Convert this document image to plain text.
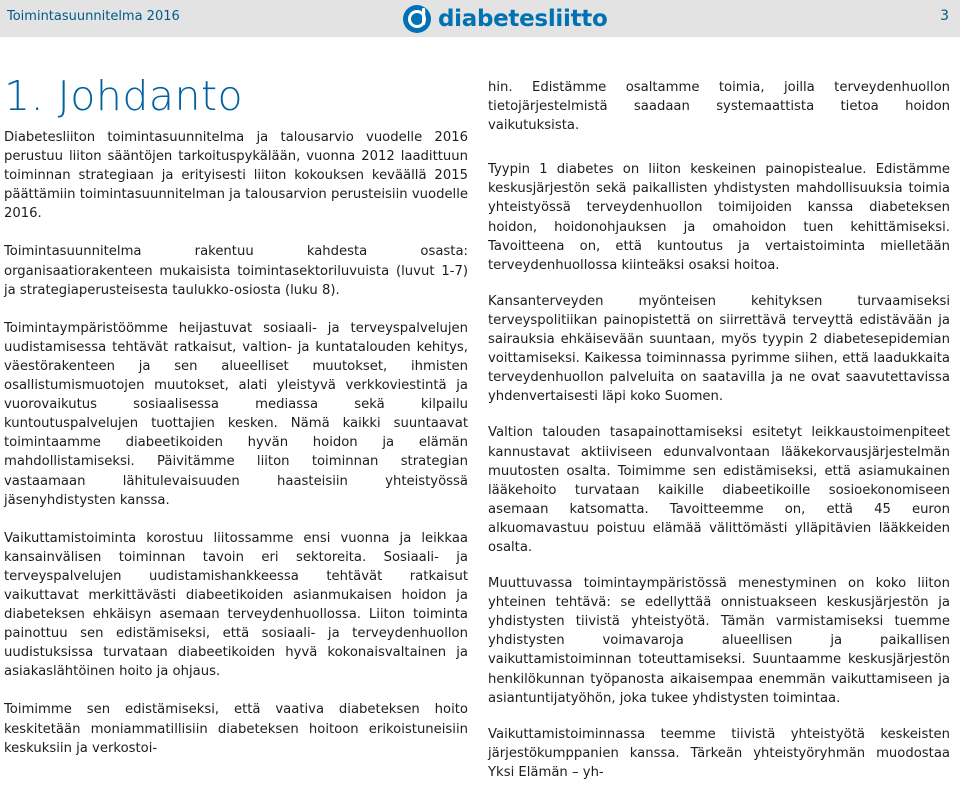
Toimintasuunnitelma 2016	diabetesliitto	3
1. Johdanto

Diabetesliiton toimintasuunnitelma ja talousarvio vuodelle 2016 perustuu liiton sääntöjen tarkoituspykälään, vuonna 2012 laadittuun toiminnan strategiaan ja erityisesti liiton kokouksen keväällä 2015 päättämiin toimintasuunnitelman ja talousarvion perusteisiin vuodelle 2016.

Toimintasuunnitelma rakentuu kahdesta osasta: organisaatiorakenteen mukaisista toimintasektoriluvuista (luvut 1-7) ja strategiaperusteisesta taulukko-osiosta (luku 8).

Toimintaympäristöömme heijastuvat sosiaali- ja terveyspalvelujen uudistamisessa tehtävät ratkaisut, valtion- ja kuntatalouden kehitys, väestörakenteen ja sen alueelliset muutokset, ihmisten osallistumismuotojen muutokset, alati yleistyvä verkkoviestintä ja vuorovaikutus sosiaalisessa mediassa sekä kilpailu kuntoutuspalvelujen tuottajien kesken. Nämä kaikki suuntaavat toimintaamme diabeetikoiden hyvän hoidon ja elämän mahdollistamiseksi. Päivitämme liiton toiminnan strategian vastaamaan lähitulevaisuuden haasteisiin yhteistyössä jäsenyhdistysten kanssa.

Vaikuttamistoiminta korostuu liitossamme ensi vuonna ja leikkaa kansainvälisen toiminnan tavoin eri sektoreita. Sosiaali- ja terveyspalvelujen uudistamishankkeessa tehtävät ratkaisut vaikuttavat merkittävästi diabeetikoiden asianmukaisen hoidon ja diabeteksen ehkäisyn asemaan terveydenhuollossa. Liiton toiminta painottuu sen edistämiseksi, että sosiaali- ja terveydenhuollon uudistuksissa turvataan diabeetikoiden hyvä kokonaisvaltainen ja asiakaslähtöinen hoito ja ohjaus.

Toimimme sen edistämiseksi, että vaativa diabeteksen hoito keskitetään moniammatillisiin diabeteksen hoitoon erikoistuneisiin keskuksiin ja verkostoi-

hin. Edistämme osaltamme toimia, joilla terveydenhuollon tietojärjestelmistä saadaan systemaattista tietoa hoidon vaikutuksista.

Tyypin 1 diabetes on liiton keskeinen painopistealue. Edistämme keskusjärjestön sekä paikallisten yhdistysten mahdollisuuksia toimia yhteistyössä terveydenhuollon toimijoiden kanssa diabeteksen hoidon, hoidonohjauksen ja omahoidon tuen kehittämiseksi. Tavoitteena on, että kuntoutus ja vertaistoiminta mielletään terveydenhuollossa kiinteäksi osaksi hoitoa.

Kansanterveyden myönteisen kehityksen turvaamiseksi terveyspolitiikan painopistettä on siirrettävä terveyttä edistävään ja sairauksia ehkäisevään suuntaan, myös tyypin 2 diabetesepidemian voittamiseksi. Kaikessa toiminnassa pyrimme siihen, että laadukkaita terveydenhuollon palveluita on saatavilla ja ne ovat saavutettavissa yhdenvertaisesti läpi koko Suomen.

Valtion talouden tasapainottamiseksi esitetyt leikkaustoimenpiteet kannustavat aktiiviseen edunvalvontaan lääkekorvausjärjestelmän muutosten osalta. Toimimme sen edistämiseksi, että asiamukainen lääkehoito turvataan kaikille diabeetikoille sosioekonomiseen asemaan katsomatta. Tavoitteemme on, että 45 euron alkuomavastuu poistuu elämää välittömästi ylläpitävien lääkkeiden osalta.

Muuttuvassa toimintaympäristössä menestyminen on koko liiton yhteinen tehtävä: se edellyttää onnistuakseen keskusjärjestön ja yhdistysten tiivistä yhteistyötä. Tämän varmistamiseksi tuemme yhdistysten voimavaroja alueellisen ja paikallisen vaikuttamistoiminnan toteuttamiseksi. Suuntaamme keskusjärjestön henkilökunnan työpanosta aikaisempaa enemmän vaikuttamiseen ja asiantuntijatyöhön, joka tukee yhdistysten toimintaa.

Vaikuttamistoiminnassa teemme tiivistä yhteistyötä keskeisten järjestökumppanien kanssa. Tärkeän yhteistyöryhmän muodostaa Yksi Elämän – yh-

========================================

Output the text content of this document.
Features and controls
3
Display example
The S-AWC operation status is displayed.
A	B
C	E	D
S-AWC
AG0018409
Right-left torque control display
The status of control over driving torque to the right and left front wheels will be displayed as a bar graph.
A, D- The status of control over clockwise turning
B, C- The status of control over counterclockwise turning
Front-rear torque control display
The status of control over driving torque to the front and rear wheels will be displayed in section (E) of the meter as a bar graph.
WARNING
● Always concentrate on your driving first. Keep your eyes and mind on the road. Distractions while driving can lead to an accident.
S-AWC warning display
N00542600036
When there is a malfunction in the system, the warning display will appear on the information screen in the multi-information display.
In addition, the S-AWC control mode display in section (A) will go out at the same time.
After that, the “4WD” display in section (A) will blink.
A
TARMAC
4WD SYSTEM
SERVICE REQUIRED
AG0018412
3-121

========================================

Make a list of all lines in the data that contain "section".

The status of control over driving torque to the front and rear wheels will be displayed in section (E) of the meter as a bar graph.
In addition, the S-AWC control mode display in section (A) will go out at the same time.
After that, the “4WD” display in section (A) will blink.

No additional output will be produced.